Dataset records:
--

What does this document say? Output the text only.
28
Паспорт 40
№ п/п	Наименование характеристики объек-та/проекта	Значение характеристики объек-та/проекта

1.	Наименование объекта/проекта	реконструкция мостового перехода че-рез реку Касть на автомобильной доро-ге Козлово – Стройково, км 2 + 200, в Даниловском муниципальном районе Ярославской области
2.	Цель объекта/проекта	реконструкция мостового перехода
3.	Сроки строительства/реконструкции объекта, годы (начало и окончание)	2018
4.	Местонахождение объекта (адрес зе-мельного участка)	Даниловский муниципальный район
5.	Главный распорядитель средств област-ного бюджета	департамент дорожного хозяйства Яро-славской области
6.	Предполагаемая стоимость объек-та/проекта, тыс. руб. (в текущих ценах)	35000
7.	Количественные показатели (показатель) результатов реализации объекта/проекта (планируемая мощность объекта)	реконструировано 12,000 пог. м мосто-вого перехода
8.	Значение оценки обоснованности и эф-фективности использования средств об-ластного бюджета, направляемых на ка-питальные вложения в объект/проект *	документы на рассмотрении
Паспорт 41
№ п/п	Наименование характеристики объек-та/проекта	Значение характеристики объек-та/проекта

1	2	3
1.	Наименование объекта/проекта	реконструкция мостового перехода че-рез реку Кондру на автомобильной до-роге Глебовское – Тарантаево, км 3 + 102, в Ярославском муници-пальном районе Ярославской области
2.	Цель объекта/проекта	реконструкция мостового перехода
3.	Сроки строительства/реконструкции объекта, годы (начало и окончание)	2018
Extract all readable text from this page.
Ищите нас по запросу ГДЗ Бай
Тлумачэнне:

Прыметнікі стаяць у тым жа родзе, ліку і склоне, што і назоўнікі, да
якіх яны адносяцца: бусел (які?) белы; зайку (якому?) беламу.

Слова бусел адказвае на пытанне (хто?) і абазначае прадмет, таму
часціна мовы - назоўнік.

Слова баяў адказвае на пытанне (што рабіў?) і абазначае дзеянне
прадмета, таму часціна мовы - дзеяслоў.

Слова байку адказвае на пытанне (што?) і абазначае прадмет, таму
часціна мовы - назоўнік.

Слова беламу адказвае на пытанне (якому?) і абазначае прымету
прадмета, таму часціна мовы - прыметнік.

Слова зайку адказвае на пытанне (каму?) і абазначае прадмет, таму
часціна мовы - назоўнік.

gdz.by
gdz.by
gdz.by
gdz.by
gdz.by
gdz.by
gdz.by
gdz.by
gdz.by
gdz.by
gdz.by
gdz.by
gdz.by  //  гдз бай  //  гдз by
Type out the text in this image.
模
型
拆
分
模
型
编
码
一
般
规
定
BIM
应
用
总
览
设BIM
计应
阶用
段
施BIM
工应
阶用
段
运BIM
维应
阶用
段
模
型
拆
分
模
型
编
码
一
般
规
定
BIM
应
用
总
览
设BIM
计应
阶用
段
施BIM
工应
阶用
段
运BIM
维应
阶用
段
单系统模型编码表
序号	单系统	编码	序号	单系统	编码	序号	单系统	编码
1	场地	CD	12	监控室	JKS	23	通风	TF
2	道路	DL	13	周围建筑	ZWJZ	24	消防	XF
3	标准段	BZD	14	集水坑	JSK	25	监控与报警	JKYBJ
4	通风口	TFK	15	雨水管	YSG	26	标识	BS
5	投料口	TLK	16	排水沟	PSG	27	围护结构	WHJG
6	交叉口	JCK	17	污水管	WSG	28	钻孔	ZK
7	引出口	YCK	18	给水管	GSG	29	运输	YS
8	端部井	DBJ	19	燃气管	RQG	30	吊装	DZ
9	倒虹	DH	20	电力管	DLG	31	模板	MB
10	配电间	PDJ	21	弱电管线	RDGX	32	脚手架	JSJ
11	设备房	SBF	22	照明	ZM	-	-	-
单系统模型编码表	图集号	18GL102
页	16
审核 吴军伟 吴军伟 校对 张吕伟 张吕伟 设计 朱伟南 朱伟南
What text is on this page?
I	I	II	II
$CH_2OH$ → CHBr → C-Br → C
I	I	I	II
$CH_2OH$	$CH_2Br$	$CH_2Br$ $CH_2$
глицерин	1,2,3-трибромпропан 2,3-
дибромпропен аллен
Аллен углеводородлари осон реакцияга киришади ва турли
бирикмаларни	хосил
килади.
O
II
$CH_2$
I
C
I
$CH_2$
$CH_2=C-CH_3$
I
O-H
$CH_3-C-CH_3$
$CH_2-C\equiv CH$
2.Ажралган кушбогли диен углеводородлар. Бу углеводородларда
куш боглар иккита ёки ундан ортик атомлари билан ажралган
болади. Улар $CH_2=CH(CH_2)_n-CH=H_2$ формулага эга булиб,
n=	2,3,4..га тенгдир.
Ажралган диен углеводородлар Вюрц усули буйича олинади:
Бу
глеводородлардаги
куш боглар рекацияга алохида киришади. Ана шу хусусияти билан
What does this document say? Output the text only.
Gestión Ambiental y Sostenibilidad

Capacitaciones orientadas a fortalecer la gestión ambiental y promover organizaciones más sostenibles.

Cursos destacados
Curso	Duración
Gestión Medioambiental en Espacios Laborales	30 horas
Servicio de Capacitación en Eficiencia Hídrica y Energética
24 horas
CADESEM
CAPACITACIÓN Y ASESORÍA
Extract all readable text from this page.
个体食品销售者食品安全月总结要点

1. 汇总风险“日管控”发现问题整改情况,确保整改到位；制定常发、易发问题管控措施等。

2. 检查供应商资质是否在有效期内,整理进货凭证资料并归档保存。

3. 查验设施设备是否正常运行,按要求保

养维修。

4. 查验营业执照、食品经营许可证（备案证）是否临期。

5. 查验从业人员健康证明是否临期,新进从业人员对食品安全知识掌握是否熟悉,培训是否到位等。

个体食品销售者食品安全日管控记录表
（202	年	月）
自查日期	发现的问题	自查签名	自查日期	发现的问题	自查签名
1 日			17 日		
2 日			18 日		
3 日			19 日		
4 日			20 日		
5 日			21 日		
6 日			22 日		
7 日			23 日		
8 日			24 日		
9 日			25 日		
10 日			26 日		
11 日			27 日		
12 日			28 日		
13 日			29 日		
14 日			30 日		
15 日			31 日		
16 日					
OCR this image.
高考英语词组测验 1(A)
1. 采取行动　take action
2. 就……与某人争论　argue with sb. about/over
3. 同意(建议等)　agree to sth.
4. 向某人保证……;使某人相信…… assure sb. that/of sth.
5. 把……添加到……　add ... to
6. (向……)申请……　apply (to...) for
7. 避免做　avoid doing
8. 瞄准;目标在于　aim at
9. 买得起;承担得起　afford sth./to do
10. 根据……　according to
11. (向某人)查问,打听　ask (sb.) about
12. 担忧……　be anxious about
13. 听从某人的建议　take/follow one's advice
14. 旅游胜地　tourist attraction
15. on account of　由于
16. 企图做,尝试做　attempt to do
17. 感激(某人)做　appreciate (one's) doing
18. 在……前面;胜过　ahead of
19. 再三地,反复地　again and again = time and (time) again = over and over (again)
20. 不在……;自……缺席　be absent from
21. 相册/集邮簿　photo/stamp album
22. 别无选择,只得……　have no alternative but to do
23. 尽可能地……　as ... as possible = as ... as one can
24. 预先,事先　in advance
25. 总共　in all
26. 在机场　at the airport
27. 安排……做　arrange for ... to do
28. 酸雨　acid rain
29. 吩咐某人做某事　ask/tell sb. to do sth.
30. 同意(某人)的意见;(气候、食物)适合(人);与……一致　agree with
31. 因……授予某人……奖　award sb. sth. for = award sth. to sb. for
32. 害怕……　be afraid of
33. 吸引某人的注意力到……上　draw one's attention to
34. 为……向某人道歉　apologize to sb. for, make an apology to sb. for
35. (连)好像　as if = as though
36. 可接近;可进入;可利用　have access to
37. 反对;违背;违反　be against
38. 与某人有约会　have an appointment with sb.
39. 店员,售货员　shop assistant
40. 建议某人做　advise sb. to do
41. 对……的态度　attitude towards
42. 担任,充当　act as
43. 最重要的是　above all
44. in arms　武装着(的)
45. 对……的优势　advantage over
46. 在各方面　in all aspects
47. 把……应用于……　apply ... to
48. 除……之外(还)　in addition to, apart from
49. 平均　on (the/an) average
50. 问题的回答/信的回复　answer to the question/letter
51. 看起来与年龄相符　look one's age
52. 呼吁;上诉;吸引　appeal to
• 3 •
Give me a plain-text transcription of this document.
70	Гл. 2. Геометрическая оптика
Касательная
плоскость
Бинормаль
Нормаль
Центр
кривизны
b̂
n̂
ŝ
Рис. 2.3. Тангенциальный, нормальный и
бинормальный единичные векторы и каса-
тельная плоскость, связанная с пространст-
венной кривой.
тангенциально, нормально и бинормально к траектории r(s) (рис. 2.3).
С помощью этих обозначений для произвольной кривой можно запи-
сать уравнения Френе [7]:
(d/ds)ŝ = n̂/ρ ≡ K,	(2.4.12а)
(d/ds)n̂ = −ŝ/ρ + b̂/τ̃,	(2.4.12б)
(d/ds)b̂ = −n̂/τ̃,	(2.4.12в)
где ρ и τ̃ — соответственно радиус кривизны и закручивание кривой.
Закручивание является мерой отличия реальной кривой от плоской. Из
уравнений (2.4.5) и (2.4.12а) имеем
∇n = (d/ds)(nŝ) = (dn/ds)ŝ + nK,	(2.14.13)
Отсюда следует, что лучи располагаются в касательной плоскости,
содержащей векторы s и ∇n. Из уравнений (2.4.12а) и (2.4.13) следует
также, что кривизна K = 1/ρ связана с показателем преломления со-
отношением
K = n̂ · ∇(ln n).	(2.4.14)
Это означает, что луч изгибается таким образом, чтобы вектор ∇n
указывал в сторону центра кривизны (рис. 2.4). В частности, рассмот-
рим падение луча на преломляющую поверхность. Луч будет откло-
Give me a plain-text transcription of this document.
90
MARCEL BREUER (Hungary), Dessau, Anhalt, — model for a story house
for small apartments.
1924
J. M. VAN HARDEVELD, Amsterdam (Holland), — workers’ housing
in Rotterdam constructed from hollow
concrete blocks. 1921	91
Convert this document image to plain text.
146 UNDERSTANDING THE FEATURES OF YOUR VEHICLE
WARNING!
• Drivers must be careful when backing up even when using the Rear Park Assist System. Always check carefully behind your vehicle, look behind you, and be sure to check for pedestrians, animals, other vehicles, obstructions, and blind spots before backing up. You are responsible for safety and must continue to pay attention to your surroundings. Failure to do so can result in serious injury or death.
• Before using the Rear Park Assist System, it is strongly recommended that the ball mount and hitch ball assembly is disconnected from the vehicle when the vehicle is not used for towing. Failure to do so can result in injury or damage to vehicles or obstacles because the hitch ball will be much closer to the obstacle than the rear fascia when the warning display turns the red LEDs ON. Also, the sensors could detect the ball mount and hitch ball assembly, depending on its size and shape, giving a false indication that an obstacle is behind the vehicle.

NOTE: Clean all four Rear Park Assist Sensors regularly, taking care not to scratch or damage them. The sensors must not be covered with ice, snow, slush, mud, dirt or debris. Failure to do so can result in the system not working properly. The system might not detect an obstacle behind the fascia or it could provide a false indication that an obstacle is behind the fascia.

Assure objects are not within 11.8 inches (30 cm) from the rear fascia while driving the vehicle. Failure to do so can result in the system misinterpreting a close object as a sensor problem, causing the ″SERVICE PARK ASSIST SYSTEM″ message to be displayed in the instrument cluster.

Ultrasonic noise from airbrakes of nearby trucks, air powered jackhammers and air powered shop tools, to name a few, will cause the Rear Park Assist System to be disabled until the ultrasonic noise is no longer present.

--

▸ **REQUIRED TASK**:
Copy out every line that includes the word "horas".

▸ **WRITTEN SOLUTION**:
Gestión Medioambiental en Espacios Laborales	30 horas
24 horas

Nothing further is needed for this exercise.